→ Tugas yang Dikerjakan:
A - Keluarkan salinan persis bagian teks bacaan tentang asas sajak Chairil Anwar, seluruhnya mulai dari "Dalam perpuisian, Chairil" sampai dengan "Kepercayaan tanda menyerbu.".
B - Tulis ulang paragraf dalam teks bacaan yang diawali "Asas sajak harus dicari" menjadi daftar poin singkat yang tetap memuat fakta-fakta utamanya.

→ Teks Bacaan:

Asas Sajak Chairil Anwar Awal Puisi Modern Indonesia (2)
Gaya Diafan dan Prismatik
Asas sajak
harus dicari dari tendensi sajak untuk mencapai esensi dari pengertian,
perasaan, suasana dan nada, pengucapan, dan penulisan yang dimungkinkan oleh
bahasa. Di samping itu, asas sajak dicari dari pengalaman intelektual, emosional,
dan fisis yang hendak dituju sajak pada inti sarinya. Segi dan kejadian
aksidental yang tidak terpusat pada pokok pengalaman tidaklah menjadi perhatian
sajak. Berangkat dari asas seperti itu, Subagio Sastrowardoyo membagi
sajak-sajak yang dia bahas ke dalam dua golongan. Pertama, sajak-sajak
yang bergaya diafan, yaitu
sajak yang langsung bicara tanpa banyak mempergunakan perbandingan berupa
simbolik dan metafora. Sajak diafan lebih bersifat serebral. Kekuatannya
pada kandungan pikirannya. Tema-tema sajak-sajak ini menyangkut persoalan
sosial dan duniawi. Kedua,
sajak-sajak prismatis, sajak-sajak kelompok ini lebih menuju kepada
kesubtilan emosi, rasa dan kesadaran yang hanya dapat digamit oleh kata-kata
melalui ketaklangsungan simbolik dan metafora. Sajak-sajak ini bertemakan rasa
kehidupan serta kesadaran spiritual (Sastrowardoyo melalui Mohamad, Horison, Maret
1967).
Dalam perpuisian, Chairil Anwar memang lebih dominan sajak dengan gaya prismatis daripada gaya diafan. Salah satu contoh sajak Chairil Anwar yang bergaya diafan ialah sajak “Diponegoro” (Eneste, 2009:5) berikut ini.
Sajak
Chairil Anwar
DIPONEGORO
Di masa pembangunan ini
tuan hidup kembali
Dan bara kagum menjadi api
Di depan sekali tuan menanti
Tak gentar. Lawan banyaknya seratus kali.
Pedang di kanan, keris di kiri
Berselempang semangat yang tak bisa mati.
MAJU
Ini barisan tak bergendrang berpalu
Kepercayaan tanda menyerbu.
Sekali berarti
Sudah itu mati.
MAJU
Bagimu Negeri
Menyediakan api.
Punah di atas menghamba
Binasa di atas ditinda
Sungguh pun dalam ajal baru tercapai
Jika hidup harus merasai.
Maju.
Serbu.
Serang.
Terjang.

→ Data Tercatat:
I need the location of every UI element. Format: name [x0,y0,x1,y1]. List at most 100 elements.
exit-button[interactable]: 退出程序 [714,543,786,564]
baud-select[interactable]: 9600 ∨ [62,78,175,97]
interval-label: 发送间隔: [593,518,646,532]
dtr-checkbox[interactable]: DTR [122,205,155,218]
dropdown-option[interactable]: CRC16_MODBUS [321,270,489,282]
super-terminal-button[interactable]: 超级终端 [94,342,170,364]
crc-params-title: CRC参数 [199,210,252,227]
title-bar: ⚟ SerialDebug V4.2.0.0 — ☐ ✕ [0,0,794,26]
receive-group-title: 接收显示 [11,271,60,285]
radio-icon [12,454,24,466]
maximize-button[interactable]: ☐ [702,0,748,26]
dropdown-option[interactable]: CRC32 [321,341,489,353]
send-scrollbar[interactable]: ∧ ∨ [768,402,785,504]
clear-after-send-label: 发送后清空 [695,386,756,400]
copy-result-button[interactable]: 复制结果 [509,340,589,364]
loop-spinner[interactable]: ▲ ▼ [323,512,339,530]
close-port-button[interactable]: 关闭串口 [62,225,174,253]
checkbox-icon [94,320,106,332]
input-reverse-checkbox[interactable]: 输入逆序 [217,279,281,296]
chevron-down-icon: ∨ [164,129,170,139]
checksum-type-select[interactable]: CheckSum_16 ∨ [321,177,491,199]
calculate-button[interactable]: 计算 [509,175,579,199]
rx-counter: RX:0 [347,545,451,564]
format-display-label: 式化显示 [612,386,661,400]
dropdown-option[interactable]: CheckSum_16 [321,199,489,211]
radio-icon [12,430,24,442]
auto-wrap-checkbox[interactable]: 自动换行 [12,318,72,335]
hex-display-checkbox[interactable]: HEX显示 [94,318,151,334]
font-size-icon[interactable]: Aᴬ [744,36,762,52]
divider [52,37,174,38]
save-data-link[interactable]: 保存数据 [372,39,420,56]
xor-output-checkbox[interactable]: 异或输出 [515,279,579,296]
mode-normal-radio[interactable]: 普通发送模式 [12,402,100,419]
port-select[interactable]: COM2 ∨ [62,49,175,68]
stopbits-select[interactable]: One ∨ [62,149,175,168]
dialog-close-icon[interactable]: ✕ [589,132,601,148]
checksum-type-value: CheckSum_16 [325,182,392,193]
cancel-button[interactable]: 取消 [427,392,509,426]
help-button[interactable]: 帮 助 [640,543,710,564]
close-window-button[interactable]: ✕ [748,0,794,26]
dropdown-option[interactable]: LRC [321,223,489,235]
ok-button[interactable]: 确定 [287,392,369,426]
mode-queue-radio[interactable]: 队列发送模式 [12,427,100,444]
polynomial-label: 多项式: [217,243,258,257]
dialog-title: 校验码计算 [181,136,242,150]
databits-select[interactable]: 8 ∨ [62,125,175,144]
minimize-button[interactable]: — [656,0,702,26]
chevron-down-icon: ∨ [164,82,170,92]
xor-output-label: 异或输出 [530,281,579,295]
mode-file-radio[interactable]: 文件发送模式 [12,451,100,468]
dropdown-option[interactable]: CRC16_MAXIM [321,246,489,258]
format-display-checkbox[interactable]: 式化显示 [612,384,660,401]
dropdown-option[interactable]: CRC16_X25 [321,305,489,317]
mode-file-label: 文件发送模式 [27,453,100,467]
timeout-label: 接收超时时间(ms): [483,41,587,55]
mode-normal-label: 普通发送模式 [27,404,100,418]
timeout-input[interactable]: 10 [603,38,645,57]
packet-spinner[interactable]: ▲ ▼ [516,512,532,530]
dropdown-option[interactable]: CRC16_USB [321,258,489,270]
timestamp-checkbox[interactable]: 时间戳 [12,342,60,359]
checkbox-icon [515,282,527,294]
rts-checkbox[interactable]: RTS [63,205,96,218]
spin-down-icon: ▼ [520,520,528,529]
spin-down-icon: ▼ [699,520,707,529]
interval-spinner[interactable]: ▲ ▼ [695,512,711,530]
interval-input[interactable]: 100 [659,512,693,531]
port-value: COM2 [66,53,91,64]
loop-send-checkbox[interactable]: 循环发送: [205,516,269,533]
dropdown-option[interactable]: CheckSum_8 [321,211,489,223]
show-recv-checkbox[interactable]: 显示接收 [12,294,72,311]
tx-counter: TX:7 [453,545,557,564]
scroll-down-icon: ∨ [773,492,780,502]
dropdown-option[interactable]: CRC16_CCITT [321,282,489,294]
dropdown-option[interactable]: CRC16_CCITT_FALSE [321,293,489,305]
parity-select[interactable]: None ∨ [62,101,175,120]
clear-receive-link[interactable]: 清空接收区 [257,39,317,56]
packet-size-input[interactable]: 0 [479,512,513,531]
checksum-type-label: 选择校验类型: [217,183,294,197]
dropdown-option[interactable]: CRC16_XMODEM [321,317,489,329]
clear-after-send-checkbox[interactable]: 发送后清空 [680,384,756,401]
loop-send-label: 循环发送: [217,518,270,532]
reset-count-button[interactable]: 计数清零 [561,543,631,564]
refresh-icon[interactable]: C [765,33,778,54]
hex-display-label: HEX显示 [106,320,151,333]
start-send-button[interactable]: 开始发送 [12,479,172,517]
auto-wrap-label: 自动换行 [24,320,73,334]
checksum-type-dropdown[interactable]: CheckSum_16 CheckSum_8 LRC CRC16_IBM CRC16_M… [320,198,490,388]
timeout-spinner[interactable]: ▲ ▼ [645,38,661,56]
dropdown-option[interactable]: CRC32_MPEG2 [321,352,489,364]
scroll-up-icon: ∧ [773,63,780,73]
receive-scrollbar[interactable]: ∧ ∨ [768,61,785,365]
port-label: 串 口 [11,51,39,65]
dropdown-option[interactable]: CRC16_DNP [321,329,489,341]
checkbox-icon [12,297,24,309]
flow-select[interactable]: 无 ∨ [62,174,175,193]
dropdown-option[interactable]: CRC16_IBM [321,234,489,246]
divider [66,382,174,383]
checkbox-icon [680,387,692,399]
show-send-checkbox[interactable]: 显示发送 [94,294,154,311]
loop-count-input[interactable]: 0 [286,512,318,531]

→ Hasil Pengerjaan:
A -
Dalam perpuisian, Chairil Anwar memang lebih dominan sajak dengan gaya prismatis daripada gaya diafan. Salah satu contoh sajak Chairil Anwar yang bergaya diafan ialah sajak “Diponegoro” (Eneste, 2009:5) berikut ini.
Sajak
Chairil Anwar
DIPONEGORO
Di masa pembangunan ini
tuan hidup kembali
Dan bara kagum menjadi api
Di depan sekali tuan menanti
Tak gentar. Lawan banyaknya seratus kali.
Pedang di kanan, keris di kiri
Berselempang semangat yang tak bisa mati.
MAJU
Ini barisan tak bergendrang berpalu
Kepercayaan tanda menyerbu.

B -
- Asas sajak dicari dari tendensi sajak untuk mencapai esensi pengertian, perasaan, suasana dan nada, pengucapan, serta penulisan yang dimungkinkan oleh bahasa.
- Asas sajak juga dicari dari pengalaman intelektual, emosional, dan fisis yang hendak dituju sajak pada inti sarinya.
- Segi dan kejadian aksidental yang tidak terpusat pada pokok pengalaman tidak menjadi perhatian sajak.
- Berdasarkan asas itu, Subagio Sastrowardoyo membagi sajak-sajak yang dibahasnya ke dalam dua golongan:
  - Sajak diafan: bicara langsung tanpa banyak memakai perbandingan berupa simbolik dan metafora. Sajak ini bersifat serebral dan kekuatannya ada pada kandungan pikiran. Temanya persoalan sosial dan duniawi.
  - Sajak prismatis: menuju kesubtilan emosi, rasa, dan kesadaran yang hanya dapat digamit kata-kata melalui ketaklangsungan simbolik dan metafora. Temanya rasa kehidupan serta kesadaran spiritual.
- Sumber: Sastrowardoyo melalui Mohamad, Horison, Maret 1967.